# Consigne
Recopiez à l'identique le passage de l'extrait de journal situé entre « à côté de vivre. » et « femmes ; et après ?) », ces deux bornes comprises.
═════ Texte à lire ═════
19.04.11

« revenir à moi, à ce journal. être de plus en plus seul. »

par la porte ouverte d’une buvette au reste acrimonieuse, inhospitalière de la rue l* (quand des hommes y sont ces hommes sortent et abondamment – plastronnant, paonnant ; ravalants – crachent) : l’exhalaison conjuguée d’un air d’oud et du fleur des sols frais lavés.

d’autres jours à quelques pas le fleur fromager, le pain (dont un matin s* avec émotion dit qu’il sent comme au bled).
les émanations de la blanchisserie.

« monsieur songe dit je perds progressivement l’ouïe, la vue et la mémoire. qu’est-ce qu’il me restera pour mourir ? l’odorat ? quelle horreur. »

je me ruine en livres et en médicaments.
à côté de vivre.

« (je n’aurai pas lu proust ; je n’aurai pas couché avec une femme ; et après ?) »
(j’aurai lu proust ; j’aurai couché avec des femmes ; et après ?)

susciter de l’oud au târ des mélancolies brèves, vives et brèves, aigües, bonasses, avec le souvenir du poulet aux prunes de marjane satrapi.
═════ Les données ═════
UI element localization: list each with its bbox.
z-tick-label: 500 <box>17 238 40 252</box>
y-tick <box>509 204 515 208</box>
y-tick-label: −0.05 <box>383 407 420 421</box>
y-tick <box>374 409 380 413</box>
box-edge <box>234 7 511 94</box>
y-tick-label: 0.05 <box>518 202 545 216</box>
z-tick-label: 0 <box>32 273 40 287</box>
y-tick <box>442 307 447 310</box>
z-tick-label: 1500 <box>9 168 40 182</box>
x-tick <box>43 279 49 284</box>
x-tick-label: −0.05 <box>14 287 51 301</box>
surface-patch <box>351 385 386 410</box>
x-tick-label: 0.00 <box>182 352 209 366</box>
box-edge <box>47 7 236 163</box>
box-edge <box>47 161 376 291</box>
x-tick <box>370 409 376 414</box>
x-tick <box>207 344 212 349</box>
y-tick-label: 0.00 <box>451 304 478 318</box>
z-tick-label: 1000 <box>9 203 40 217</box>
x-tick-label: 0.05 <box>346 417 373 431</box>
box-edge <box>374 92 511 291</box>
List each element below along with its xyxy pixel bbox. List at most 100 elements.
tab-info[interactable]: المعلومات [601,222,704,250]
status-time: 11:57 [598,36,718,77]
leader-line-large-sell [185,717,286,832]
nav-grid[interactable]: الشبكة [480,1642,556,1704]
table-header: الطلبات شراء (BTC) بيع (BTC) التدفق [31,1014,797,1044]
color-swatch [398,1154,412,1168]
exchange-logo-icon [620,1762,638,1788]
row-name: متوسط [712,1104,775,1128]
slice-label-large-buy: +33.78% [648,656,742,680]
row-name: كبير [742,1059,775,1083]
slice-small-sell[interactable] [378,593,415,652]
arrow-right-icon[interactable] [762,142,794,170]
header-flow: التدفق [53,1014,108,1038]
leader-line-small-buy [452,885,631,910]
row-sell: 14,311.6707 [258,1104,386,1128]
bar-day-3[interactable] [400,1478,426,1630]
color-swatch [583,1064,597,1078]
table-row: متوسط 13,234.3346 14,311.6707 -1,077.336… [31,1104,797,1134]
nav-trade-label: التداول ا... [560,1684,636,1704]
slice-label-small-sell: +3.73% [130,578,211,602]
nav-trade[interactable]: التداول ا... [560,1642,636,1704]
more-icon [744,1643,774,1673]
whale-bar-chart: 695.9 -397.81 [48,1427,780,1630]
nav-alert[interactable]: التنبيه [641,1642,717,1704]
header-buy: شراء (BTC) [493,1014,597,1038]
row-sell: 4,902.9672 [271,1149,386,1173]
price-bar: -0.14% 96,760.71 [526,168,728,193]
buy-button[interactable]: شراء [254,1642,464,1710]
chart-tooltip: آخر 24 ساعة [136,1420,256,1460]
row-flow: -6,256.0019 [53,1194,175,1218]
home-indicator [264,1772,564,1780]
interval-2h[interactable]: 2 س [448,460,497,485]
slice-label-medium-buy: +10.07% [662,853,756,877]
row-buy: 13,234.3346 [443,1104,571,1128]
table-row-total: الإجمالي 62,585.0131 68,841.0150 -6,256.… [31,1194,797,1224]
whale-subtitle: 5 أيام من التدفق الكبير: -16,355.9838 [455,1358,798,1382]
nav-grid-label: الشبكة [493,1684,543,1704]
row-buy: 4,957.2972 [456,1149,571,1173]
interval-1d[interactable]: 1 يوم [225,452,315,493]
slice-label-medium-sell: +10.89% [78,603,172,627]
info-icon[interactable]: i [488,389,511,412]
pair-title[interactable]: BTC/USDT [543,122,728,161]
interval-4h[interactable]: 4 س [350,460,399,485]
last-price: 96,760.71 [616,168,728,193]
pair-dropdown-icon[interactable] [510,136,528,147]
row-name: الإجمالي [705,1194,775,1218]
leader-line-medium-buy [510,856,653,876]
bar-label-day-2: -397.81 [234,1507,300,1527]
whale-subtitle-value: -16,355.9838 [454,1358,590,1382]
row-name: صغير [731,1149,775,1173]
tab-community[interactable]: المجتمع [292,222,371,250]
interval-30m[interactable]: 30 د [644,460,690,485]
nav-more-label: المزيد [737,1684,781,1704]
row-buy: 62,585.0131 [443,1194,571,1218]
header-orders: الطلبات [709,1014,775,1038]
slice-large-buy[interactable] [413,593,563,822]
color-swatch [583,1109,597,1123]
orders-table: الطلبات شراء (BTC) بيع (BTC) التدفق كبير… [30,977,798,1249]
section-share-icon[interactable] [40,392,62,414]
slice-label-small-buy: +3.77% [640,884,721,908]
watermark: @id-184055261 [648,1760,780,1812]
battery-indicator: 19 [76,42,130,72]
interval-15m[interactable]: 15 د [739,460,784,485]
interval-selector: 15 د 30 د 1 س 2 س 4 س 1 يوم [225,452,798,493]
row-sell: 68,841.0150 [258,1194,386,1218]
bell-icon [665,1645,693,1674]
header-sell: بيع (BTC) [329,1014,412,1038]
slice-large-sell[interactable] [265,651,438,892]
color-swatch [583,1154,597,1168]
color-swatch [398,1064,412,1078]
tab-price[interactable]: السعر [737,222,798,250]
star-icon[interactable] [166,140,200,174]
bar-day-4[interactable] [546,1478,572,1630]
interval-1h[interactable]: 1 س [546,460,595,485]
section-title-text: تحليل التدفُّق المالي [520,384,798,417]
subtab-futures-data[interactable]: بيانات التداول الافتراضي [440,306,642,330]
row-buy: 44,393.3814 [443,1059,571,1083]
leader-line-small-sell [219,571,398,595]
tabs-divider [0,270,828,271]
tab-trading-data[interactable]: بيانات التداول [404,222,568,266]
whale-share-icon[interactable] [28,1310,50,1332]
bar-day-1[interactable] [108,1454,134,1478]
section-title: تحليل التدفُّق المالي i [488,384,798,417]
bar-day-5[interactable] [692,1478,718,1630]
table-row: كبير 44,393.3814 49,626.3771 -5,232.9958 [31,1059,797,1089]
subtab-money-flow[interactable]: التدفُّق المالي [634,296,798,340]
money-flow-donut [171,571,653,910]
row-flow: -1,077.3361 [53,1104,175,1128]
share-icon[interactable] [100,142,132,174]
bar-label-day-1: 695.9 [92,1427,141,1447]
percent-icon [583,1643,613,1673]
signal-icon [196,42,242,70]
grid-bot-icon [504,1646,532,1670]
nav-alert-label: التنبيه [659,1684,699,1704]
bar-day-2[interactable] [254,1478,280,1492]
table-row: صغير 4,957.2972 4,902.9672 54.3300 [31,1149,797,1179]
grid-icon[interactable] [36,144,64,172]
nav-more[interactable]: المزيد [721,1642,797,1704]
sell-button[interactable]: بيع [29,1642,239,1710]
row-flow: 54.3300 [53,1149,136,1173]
═════
# Résultat obtenu
à côté de vivre.

« (je n’aurai pas lu proust ; je n’aurai pas couché avec une femme ; et après ?) »
(j’aurai lu proust ; j’aurai couché avec des femmes ; et après ?)